• **Exercise aim**
Copy each line of the records that holds the string "binding".

--- BEGIN Extracted entries ---

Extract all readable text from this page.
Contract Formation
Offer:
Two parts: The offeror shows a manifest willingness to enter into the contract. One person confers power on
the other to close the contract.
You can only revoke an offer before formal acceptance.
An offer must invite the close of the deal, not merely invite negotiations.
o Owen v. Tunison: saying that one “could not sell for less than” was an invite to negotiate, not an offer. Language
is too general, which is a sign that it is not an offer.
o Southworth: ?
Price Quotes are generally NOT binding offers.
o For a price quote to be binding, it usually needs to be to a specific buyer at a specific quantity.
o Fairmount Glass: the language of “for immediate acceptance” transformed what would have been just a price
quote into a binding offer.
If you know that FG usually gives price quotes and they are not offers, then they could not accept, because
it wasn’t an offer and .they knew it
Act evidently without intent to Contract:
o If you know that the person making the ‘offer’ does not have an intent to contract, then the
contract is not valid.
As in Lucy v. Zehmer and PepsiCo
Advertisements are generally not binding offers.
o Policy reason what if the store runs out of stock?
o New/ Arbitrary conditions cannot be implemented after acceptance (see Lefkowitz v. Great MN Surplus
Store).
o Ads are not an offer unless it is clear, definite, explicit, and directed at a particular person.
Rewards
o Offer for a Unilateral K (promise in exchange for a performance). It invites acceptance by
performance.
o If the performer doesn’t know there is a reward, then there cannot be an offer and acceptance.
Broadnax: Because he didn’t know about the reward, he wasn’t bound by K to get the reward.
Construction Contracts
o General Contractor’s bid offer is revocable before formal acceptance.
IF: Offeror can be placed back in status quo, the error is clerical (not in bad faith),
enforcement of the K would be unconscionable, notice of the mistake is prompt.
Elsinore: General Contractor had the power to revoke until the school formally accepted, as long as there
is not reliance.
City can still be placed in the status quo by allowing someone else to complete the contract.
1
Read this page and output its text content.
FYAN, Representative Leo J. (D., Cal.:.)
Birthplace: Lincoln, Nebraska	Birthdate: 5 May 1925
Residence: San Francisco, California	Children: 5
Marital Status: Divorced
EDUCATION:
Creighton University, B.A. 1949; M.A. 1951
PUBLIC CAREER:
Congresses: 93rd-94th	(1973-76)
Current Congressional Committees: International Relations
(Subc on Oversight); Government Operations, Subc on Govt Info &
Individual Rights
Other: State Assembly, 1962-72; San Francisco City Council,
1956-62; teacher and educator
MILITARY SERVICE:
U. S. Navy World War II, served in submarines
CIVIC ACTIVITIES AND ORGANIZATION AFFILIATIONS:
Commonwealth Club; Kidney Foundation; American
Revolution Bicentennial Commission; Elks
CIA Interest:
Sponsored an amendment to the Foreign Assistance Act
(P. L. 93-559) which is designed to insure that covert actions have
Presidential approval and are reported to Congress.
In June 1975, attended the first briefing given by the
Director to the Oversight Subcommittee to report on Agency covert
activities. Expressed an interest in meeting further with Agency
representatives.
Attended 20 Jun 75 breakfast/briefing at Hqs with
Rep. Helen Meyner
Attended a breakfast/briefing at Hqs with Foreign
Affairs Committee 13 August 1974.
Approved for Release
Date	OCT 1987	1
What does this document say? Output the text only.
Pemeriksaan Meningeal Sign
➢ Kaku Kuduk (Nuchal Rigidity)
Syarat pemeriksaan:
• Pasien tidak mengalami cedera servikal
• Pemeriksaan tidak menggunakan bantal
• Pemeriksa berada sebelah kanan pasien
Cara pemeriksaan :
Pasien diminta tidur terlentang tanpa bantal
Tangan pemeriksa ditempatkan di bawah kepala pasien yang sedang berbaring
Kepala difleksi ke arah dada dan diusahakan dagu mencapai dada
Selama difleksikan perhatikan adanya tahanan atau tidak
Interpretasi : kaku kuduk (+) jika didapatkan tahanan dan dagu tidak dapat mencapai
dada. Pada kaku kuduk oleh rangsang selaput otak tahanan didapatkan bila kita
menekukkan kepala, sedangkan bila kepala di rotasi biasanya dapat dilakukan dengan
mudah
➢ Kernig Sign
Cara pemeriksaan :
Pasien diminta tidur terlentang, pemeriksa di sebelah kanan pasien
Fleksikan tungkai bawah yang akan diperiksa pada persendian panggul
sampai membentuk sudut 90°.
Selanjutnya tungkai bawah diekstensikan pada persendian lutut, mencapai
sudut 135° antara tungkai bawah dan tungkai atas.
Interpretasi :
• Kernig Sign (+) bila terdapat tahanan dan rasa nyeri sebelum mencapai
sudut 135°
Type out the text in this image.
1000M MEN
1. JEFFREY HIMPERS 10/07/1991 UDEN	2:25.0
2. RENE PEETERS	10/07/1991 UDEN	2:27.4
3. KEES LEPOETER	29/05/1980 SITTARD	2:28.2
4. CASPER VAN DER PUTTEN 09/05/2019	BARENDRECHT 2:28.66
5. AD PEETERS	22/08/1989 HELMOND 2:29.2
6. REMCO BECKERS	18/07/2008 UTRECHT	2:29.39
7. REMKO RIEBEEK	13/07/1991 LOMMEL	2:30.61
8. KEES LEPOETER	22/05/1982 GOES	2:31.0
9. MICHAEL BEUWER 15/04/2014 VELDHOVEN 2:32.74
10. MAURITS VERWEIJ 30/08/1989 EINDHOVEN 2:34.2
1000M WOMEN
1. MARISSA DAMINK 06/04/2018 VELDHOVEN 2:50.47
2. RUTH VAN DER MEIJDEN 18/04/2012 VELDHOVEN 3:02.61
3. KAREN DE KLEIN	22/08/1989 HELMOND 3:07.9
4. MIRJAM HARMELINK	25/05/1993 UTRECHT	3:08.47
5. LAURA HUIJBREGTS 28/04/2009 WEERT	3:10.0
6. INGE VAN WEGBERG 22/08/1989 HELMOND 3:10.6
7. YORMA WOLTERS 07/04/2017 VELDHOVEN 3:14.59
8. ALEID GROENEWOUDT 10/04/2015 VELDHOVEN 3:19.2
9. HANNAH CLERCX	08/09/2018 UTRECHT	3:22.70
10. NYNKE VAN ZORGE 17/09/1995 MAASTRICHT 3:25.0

--- END Extracted entries ---

• **Solution for this exercise**
Price Quotes are generally NOT binding offers.
o For a price quote to be binding, it usually needs to be to a specific buyer at a specific quantity.
quote into a binding offer.
Advertisements are generally not binding offers.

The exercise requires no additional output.